**Problem description:**
Find all lines in the listing that include the word "tennis", then copy them.

>> begin

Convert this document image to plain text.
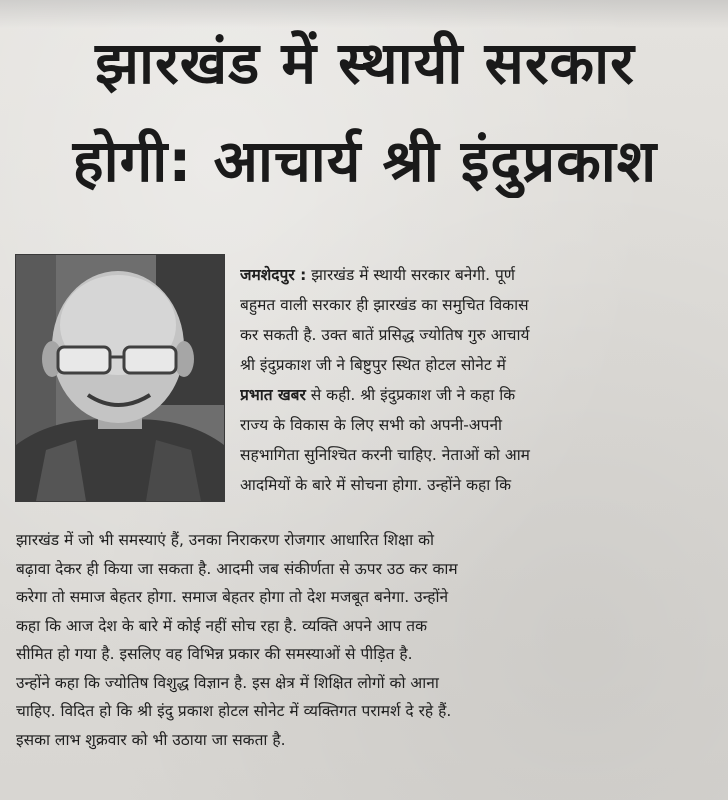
झारखंड में स्थायी सरकार
होगी: आचार्य श्री इंदुप्रकाश
जमशेदपुर : झारखंड में स्थायी सरकार बनेगी. पूर्ण
बहुमत वाली सरकार ही झारखंड का समुचित विकास
कर सकती है. उक्त बातें प्रसिद्ध ज्योतिष गुरु आचार्य
श्री इंदुप्रकाश जी ने बिष्टुपुर स्थित होटल सोनेट में
प्रभात खबर से कही. श्री इंदुप्रकाश जी ने कहा कि
राज्य के विकास के लिए सभी को अपनी-अपनी
सहभागिता सुनिश्चित करनी चाहिए. नेताओं को आम
आदमियों के बारे में सोचना होगा. उन्होंने कहा कि
झारखंड में जो भी समस्याएं हैं, उनका निराकरण रोजगार आधारित शिक्षा को
बढ़ावा देकर ही किया जा सकता है. आदमी जब संकीर्णता से ऊपर उठ कर काम
करेगा तो समाज बेहतर होगा. समाज बेहतर होगा तो देश मजबूत बनेगा. उन्होंने
कहा कि आज देश के बारे में कोई नहीं सोच रहा है. व्यक्ति अपने आप तक
सीमित हो गया है. इसलिए वह विभिन्न प्रकार की समस्याओं से पीड़ित है.
उन्होंने कहा कि ज्योतिष विशुद्ध विज्ञान है. इस क्षेत्र में शिक्षित लोगों को आना
चाहिए. विदित हो कि श्री इंदु प्रकाश होटल सोनेट में व्यक्तिगत परामर्श दे रहे हैं.
इसका लाभ शुक्रवार को भी उठाया जा सकता है.
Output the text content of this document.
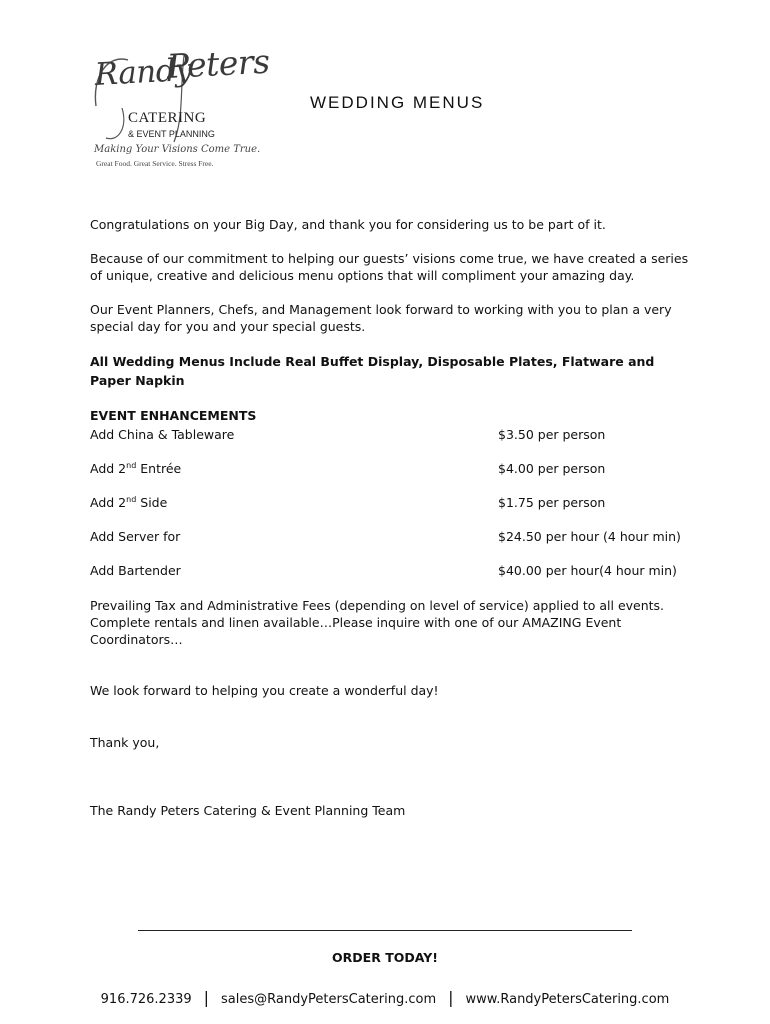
Randy
Peters
CATERING
& EVENT PLANNING
Making Your Visions Come True.
Great Food. Great Service. Stress Free.
WEDDING MENUS
Congratulations on your Big Day, and thank you for considering us to be part of it.
Because of our commitment to helping our guests’ visions come true, we have created a series of unique, creative and delicious menu options that will compliment your amazing day.
Our Event Planners, Chefs, and Management look forward to working with you to plan a very special day for you and your special guests.
All Wedding Menus Include Real Buffet Display, Disposable Plates, Flatware and Paper Napkin
EVENT ENHANCEMENTS
Add China & Tableware	$3.50 per person
Add 2nd Entrée	$4.00 per person
Add 2nd Side	$1.75 per person
Add Server for	$24.50 per hour (4 hour min)
Add Bartender	$40.00 per hour(4 hour min)
Prevailing Tax and Administrative Fees (depending on level of service) applied to all events. Complete rentals and linen available…Please inquire with one of our AMAZING Event Coordinators…
We look forward to helping you create a wonderful day!
Thank you,
The Randy Peters Catering & Event Planning Team
ORDER TODAY!
916.726.2339 | sales@RandyPetersCatering.com | www.RandyPetersCatering.com
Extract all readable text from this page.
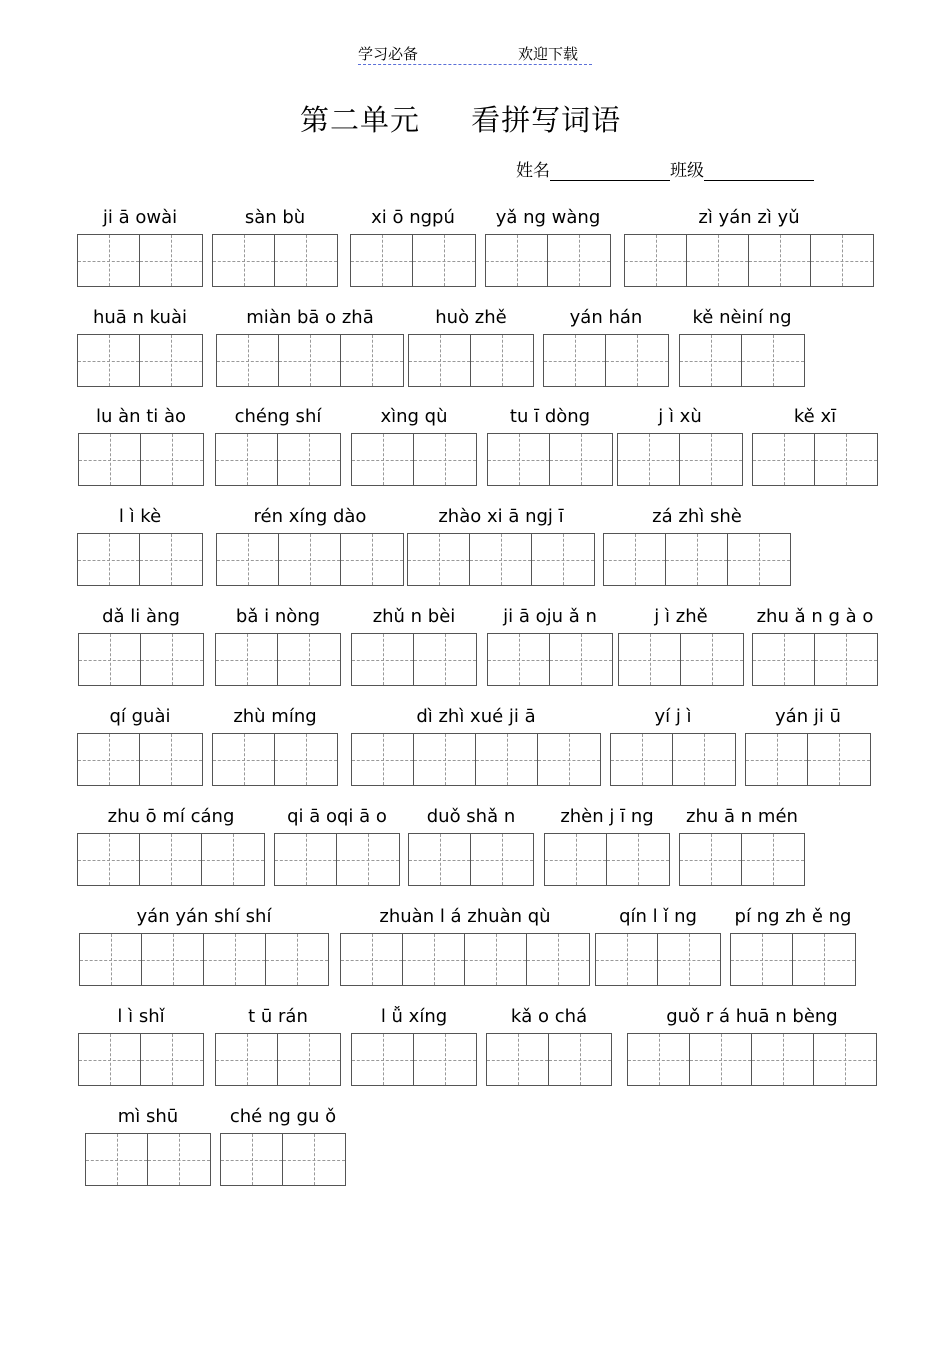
学习必备	欢迎下载
第二单元     看拼写词语
姓名	班级
ji ā owài	sàn bù	xi ō ngpú	yǎ ng wàng	zì yán zì yǔ
huā n kuài	miàn bā o zhā	huò zhě	yán hán	kě nèiní ng
lu àn ti ào	chéng shí	xìng qù	tu ī dòng	j ì xù	kě xī
l ì kè	rén xíng dào	zhào xi ā ngj ī	zá zhì shè
dǎ li àng	bǎ i nòng	zhǔ n bèi	ji ā oju ǎ n	j ì zhě	zhu ǎ n g à o
qí guài	zhù míng	dì zhì xué ji ā	yí j ì	yán ji ū
zhu ō mí cáng	qi ā oqi ā o	duǒ shǎ n	zhèn j ī ng	zhu ā n mén
yán yán shí shí	zhuàn l á zhuàn qù	qín l ǐ ng	pí ng zh ě ng
l ì shǐ	t ū rán	l ǚ xíng	kǎ o chá	guǒ r á huā n bèng
mì shū	ché ng gu ǒ
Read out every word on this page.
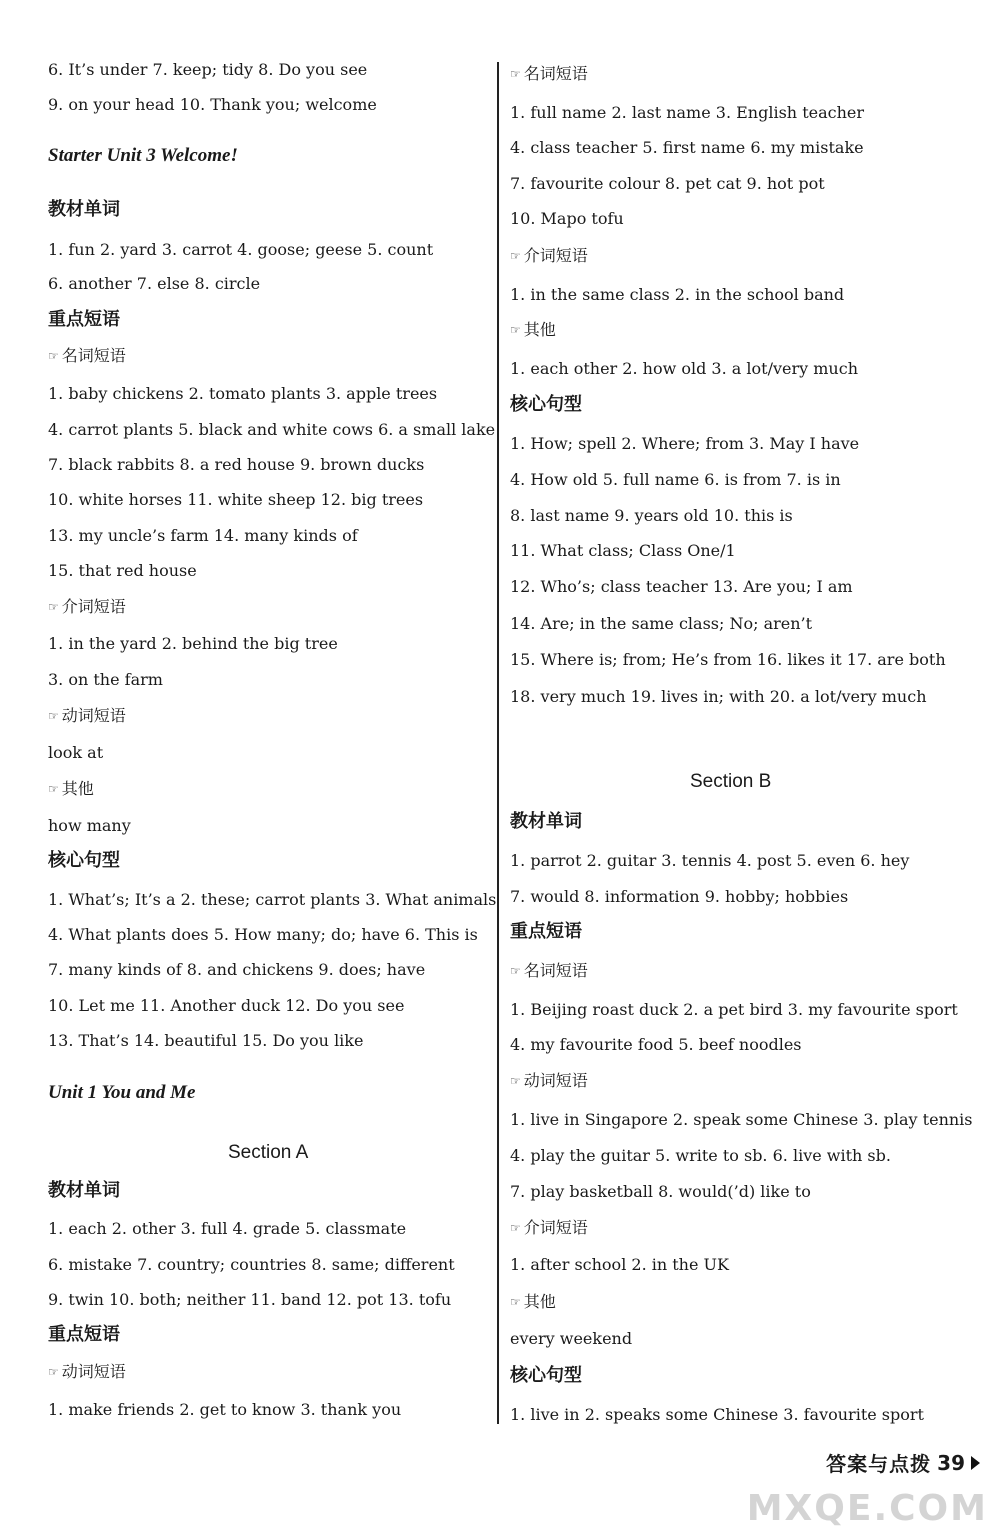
6. It’s under 7. keep; tidy 8. Do you see
9. on your head 10. Thank you; welcome
Starter Unit 3 Welcome!
教材单词
1. fun 2. yard 3. carrot 4. goose; geese 5. count
6. another 7. else 8. circle
重点短语
☞ 名词短语
1. baby chickens 2. tomato plants 3. apple trees
4. carrot plants 5. black and white cows 6. a small lake
7. black rabbits 8. a red house 9. brown ducks
10. white horses 11. white sheep 12. big trees
13. my uncle’s farm 14. many kinds of
15. that red house
☞ 介词短语
1. in the yard 2. behind the big tree
3. on the farm
☞ 动词短语
look at
☞ 其他
how many
核心句型
1. What’s; It’s a 2. these; carrot plants 3. What animals
4. What plants does 5. How many; do; have 6. This is
7. many kinds of 8. and chickens 9. does; have
10. Let me 11. Another duck 12. Do you see
13. That’s 14. beautiful 15. Do you like
Unit 1 You and Me
Section A
教材单词
1. each 2. other 3. full 4. grade 5. classmate
6. mistake 7. country; countries 8. same; different
9. twin 10. both; neither 11. band 12. pot 13. tofu
重点短语
☞ 动词短语
1. make friends 2. get to know 3. thank you
☞ 名词短语
1. full name 2. last name 3. English teacher
4. class teacher 5. first name 6. my mistake
7. favourite colour 8. pet cat 9. hot pot
10. Mapo tofu
☞ 介词短语
1. in the same class 2. in the school band
☞ 其他
1. each other 2. how old 3. a lot/very much
核心句型
1. How; spell 2. Where; from 3. May I have
4. How old 5. full name 6. is from 7. is in
8. last name 9. years old 10. this is
11. What class; Class One/1
12. Who’s; class teacher 13. Are you; I am
14. Are; in the same class; No; aren’t
15. Where is; from; He’s from 16. likes it 17. are both
18. very much 19. lives in; with 20. a lot/very much
Section B
教材单词
1. parrot 2. guitar 3. tennis 4. post 5. even 6. hey
7. would 8. information 9. hobby; hobbies
重点短语
☞ 名词短语
1. Beijing roast duck 2. a pet bird 3. my favourite sport
4. my favourite food 5. beef noodles
☞ 动词短语
1. live in Singapore 2. speak some Chinese 3. play tennis
4. play the guitar 5. write to sb. 6. live with sb.
7. play basketball 8. would(’d) like to
☞ 介词短语
1. after school 2. in the UK
☞ 其他
every weekend
核心句型
1. live in 2. speaks some Chinese 3. favourite sport
答案与点拨 39
MXQE.COM
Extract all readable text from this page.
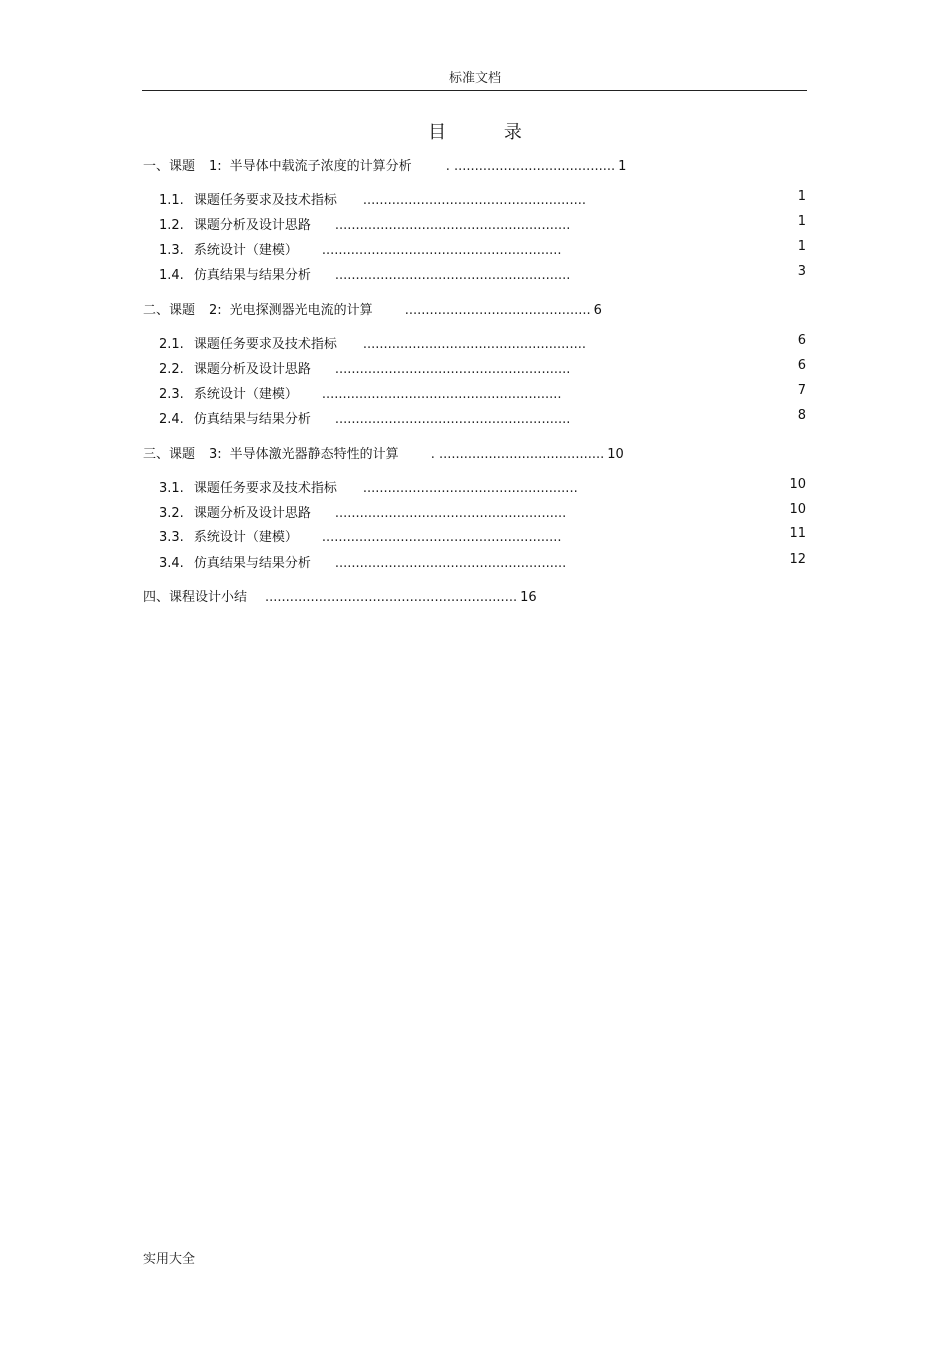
标准文档
目 录
一、课题 1: 半导体中载流子浓度的计算分析	. ....................................... 1
1.1. 课题任务要求及技术指标 ......................................................	1
1.2. 课题分析及设计思路 .........................................................	1
1.3. 系统设计（建模） ..........................................................	1
1.4. 仿真结果与结果分析 .........................................................	3
二、课题 2: 光电探测器光电流的计算 ............................................. 6
2.1. 课题任务要求及技术指标 ......................................................	6
2.2. 课题分析及设计思路 .........................................................	6
2.3. 系统设计（建模） ..........................................................	7
2.4. 仿真结果与结果分析 .........................................................	8
三、课题 3: 半导体激光器静态特性的计算 . ........................................ 10
3.1. 课题任务要求及技术指标 ....................................................	10
3.2. 课题分析及设计思路 ........................................................	10
3.3. 系统设计（建模） ..........................................................	11
3.4. 仿真结果与结果分析 ........................................................	12
四、课程设计小结 ............................................................. 16
实用大全
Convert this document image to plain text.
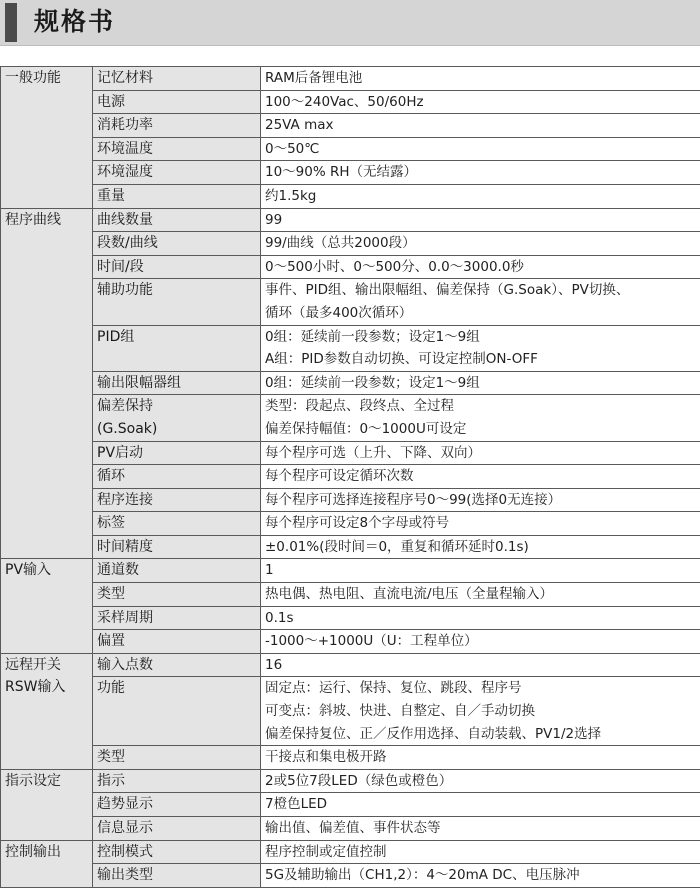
规格书
一般功能	记忆材料	RAM后备锂电池

	电源	100～240Vac、50/60Hz

	消耗功率	25VA max

	环境温度	0～50℃

	环境湿度	10～90% RH（无结露）

	重量	约1.5kg

程序曲线	曲线数量	99

	段数/曲线	99/曲线（总共2000段）

	时间/段	0～500小时、0～500分、0.0～3000.0秒

	辅助功能	事件、PID组、输出限幅组、偏差保持（G.Soak）、PV切换、
循环（最多400次循环）

	PID组	0组：延续前一段参数；设定1～9组
A组：PID参数自动切换、可设定控制ON-OFF

	输出限幅器组	0组：延续前一段参数；设定1～9组

	偏差保持
(G.Soak)	类型：段起点、段终点、全过程
偏差保持幅值：0～1000U可设定

	PV启动	每个程序可选（上升、下降、双向）

	循环	每个程序可设定循环次数

	程序连接	每个程序可选择连接程序号0～99(选择0无连接）

	标签	每个程序可设定8个字母或符号

	时间精度	±0.01%(段时间＝0，重复和循环延时0.1s)

PV输入	通道数	1

	类型	热电偶、热电阻、直流电流/电压（全量程输入）

	采样周期	0.1s

	偏置	-1000～+1000U（U：工程单位）

远程开关
RSW输入	输入点数	16

	功能	固定点：运行、保持、复位、跳段、程序号
可变点：斜坡、快进、自整定、自／手动切换
偏差保持复位、正／反作用选择、自动装载、PV1/2选择

	类型	干接点和集电极开路

指示设定	指示	2或5位7段LED（绿色或橙色）

	趋势显示	7橙色LED

	信息显示	输出值、偏差值、事件状态等

控制输出	控制模式	程序控制或定值控制

	输出类型	5G及辅助输出（CH1,2）：4～20mA DC、电压脉冲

>> end

**Problem solution:**
1. parrot 2. guitar 3. tennis 4. post 5. even 6. hey
1. live in Singapore 2. speak some Chinese 3. play tennis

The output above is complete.